#### Written request:
Each line that follows is to be retyped exactly.

#### Information supplied:
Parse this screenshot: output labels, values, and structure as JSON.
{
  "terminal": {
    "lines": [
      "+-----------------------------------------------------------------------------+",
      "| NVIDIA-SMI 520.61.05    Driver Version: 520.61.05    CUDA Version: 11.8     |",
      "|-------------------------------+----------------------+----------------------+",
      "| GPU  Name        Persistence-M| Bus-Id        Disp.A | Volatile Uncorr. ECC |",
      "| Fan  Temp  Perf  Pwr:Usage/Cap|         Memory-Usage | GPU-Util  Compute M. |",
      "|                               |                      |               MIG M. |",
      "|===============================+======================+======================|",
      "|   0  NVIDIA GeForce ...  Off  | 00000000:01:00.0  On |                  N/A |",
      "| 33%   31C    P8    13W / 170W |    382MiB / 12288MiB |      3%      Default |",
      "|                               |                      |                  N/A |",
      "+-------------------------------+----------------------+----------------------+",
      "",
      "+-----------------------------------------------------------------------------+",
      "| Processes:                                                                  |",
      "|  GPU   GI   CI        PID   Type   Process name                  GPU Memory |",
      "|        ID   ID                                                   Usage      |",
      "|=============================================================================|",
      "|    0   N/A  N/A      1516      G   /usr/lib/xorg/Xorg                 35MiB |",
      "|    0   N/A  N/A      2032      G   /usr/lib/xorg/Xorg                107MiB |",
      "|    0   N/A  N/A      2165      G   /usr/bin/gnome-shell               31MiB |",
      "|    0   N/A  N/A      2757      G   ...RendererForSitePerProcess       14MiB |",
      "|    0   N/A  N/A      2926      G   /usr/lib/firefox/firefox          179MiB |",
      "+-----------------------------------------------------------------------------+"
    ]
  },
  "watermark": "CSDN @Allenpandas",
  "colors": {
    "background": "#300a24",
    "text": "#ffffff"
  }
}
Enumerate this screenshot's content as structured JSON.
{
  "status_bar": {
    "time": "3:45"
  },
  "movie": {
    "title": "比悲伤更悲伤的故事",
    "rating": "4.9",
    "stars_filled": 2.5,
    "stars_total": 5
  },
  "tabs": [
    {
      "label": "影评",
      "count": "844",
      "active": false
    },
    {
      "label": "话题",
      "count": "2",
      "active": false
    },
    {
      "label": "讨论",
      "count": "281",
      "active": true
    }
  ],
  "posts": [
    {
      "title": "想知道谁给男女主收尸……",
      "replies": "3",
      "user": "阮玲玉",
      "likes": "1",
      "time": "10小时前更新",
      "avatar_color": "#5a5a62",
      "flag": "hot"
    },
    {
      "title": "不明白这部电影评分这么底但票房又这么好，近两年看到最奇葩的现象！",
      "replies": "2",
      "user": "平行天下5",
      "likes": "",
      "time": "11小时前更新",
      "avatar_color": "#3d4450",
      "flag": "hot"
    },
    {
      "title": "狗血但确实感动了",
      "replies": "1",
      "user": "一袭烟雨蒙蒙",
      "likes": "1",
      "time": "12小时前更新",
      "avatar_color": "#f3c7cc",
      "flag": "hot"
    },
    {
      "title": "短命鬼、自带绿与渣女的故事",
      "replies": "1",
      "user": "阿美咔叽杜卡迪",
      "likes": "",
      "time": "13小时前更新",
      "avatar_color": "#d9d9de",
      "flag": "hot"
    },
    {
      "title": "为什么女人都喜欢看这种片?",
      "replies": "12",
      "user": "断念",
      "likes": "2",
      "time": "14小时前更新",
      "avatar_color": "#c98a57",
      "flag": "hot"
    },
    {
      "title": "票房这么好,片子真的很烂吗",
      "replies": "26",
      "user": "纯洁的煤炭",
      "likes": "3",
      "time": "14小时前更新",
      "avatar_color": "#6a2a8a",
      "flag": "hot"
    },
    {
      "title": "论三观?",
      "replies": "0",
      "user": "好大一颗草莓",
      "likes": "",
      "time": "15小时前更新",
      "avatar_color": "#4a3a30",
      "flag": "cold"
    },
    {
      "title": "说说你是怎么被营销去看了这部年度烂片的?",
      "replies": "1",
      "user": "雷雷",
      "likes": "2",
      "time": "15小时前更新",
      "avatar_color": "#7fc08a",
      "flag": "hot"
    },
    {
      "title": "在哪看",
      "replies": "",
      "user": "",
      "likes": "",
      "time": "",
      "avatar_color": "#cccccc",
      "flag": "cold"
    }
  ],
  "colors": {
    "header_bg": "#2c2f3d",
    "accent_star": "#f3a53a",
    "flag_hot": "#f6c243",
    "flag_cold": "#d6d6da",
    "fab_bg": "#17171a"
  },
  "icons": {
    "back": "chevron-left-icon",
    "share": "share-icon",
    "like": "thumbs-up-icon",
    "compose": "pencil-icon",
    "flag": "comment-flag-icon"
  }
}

#### Solution to the problem:
Parse this screenshot: output labels, values, and structure as JSON.
{
  "terminal": {
    "lines": [
      "+-----------------------------------------------------------------------------+",
      "| NVIDIA-SMI 520.61.05    Driver Version: 520.61.05    CUDA Version: 11.8     |",
      "|-------------------------------+----------------------+----------------------+",
      "| GPU  Name        Persistence-M| Bus-Id        Disp.A | Volatile Uncorr. ECC |",
      "| Fan  Temp  Perf  Pwr:Usage/Cap|         Memory-Usage | GPU-Util  Compute M. |",
      "|                               |                      |               MIG M. |",
      "|===============================+======================+======================|",
      "|   0  NVIDIA GeForce ...  Off  | 00000000:01:00.0  On |                  N/A |",
      "| 33%   31C    P8    13W / 170W |    382MiB / 12288MiB |      3%      Default |",
      "|                               |                      |                  N/A |",
      "+-------------------------------+----------------------+----------------------+",
      "",
      "+-----------------------------------------------------------------------------+",
      "| Processes:                                                                  |",
      "|  GPU   GI   CI        PID   Type   Process name                  GPU Memory |",
      "|        ID   ID                                                   Usage      |",
      "|=============================================================================|",
      "|    0   N/A  N/A      1516      G   /usr/lib/xorg/Xorg                 35MiB |",
      "|    0   N/A  N/A      2032      G   /usr/lib/xorg/Xorg                107MiB |",
      "|    0   N/A  N/A      2165      G   /usr/bin/gnome-shell               31MiB |",
      "|    0   N/A  N/A      2757      G   ...RendererForSitePerProcess       14MiB |",
      "|    0   N/A  N/A      2926      G   /usr/lib/firefox/firefox          179MiB |",
      "+-----------------------------------------------------------------------------+"
    ]
  },
  "watermark": "CSDN @Allenpandas",
  "colors": {
    "background": "#300a24",
    "text": "#ffffff"
  }
}
Enumerate this screenshot's content as structured JSON.
{
  "status_bar": {
    "time": "3:45"
  },
  "movie": {
    "title": "比悲伤更悲伤的故事",
    "rating": "4.9",
    "stars_filled": 2.5,
    "stars_total": 5
  },
  "tabs": [
    {
      "label": "影评",
      "count": "844",
      "active": false
    },
    {
      "label": "话题",
      "count": "2",
      "active": false
    },
    {
      "label": "讨论",
      "count": "281",
      "active": true
    }
  ],
  "posts": [
    {
      "title": "想知道谁给男女主收尸……",
      "replies": "3",
      "user": "阮玲玉",
      "likes": "1",
      "time": "10小时前更新",
      "avatar_color": "#5a5a62",
      "flag": "hot"
    },
    {
      "title": "不明白这部电影评分这么底但票房又这么好，近两年看到最奇葩的现象！",
      "replies": "2",
      "user": "平行天下5",
      "likes": "",
      "time": "11小时前更新",
      "avatar_color": "#3d4450",
      "flag": "hot"
    },
    {
      "title": "狗血但确实感动了",
      "replies": "1",
      "user": "一袭烟雨蒙蒙",
      "likes": "1",
      "time": "12小时前更新",
      "avatar_color": "#f3c7cc",
      "flag": "hot"
    },
    {
      "title": "短命鬼、自带绿与渣女的故事",
      "replies": "1",
      "user": "阿美咔叽杜卡迪",
      "likes": "",
      "time": "13小时前更新",
      "avatar_color": "#d9d9de",
      "flag": "hot"
    },
    {
      "title": "为什么女人都喜欢看这种片?",
      "replies": "12",
      "user": "断念",
      "likes": "2",
      "time": "14小时前更新",
      "avatar_color": "#c98a57",
      "flag": "hot"
    },
    {
      "title": "票房这么好,片子真的很烂吗",
      "replies": "26",
      "user": "纯洁的煤炭",
      "likes": "3",
      "time": "14小时前更新",
      "avatar_color": "#6a2a8a",
      "flag": "hot"
    },
    {
      "title": "论三观?",
      "replies": "0",
      "user": "好大一颗草莓",
      "likes": "",
      "time": "15小时前更新",
      "avatar_color": "#4a3a30",
      "flag": "cold"
    },
    {
      "title": "说说你是怎么被营销去看了这部年度烂片的?",
      "replies": "1",
      "user": "雷雷",
      "likes": "2",
      "time": "15小时前更新",
      "avatar_color": "#7fc08a",
      "flag": "hot"
    },
    {
      "title": "在哪看",
      "replies": "",
      "user": "",
      "likes": "",
      "time": "",
      "avatar_color": "#cccccc",
      "flag": "cold"
    }
  ],
  "colors": {
    "header_bg": "#2c2f3d",
    "accent_star": "#f3a53a",
    "flag_hot": "#f6c243",
    "flag_cold": "#d6d6da",
    "fab_bg": "#17171a"
  },
  "icons": {
    "back": "chevron-left-icon",
    "share": "share-icon",
    "like": "thumbs-up-icon",
    "compose": "pencil-icon",
    "flag": "comment-flag-icon"
  }
}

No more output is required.